━━━ INPUT ROWS ━━━

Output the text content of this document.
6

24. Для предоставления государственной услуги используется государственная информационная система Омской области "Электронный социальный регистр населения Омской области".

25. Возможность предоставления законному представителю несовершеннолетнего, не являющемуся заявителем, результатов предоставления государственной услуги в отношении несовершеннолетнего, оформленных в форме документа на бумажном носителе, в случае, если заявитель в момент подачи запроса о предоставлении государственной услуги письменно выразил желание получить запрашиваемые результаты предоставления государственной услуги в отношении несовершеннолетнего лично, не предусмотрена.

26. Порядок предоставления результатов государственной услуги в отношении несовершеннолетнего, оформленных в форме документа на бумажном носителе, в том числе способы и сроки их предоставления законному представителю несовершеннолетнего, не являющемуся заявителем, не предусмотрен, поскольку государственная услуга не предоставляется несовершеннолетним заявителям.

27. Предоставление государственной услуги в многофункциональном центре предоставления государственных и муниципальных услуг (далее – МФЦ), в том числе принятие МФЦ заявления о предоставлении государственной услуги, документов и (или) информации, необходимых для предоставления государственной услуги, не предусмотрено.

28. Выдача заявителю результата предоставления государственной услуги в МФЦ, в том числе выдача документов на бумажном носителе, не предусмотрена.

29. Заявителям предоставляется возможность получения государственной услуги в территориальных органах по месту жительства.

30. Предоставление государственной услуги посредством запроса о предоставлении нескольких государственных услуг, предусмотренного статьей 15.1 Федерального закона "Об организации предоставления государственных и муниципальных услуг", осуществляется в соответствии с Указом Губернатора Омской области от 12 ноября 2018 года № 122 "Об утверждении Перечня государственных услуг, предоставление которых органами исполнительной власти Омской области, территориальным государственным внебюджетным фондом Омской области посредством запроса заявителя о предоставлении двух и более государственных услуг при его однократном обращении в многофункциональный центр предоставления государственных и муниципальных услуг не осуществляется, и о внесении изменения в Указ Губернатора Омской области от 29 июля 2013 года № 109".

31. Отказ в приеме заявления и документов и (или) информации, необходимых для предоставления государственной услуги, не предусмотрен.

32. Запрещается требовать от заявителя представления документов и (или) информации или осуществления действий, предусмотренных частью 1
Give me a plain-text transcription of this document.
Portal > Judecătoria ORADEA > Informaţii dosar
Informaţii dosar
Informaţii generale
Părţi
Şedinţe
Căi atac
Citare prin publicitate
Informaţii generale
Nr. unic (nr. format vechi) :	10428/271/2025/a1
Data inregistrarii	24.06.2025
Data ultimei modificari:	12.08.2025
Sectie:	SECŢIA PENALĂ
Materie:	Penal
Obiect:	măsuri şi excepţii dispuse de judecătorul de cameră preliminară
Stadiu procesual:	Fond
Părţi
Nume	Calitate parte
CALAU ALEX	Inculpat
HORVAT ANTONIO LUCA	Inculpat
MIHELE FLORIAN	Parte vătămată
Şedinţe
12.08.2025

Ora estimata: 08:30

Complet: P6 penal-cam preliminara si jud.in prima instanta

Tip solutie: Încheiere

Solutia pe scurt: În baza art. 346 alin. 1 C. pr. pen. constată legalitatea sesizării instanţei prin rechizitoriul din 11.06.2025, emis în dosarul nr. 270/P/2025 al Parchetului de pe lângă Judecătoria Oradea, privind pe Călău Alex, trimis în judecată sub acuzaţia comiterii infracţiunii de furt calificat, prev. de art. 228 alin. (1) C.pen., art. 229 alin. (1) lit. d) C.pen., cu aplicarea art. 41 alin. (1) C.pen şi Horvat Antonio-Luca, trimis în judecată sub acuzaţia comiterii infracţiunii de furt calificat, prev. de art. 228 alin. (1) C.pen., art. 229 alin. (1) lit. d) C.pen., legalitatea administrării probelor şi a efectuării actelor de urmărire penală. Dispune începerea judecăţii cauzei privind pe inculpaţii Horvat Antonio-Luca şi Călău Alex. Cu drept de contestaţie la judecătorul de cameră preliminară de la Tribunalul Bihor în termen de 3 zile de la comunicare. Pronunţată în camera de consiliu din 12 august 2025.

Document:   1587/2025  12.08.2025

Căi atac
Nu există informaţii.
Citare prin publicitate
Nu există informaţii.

━━━

REQUIRED WORK - Pull every line holding "Data" out of the records.

EXPECTED ANSWER -
Data inregistrarii	24.06.2025
Data ultimei modificari:	12.08.2025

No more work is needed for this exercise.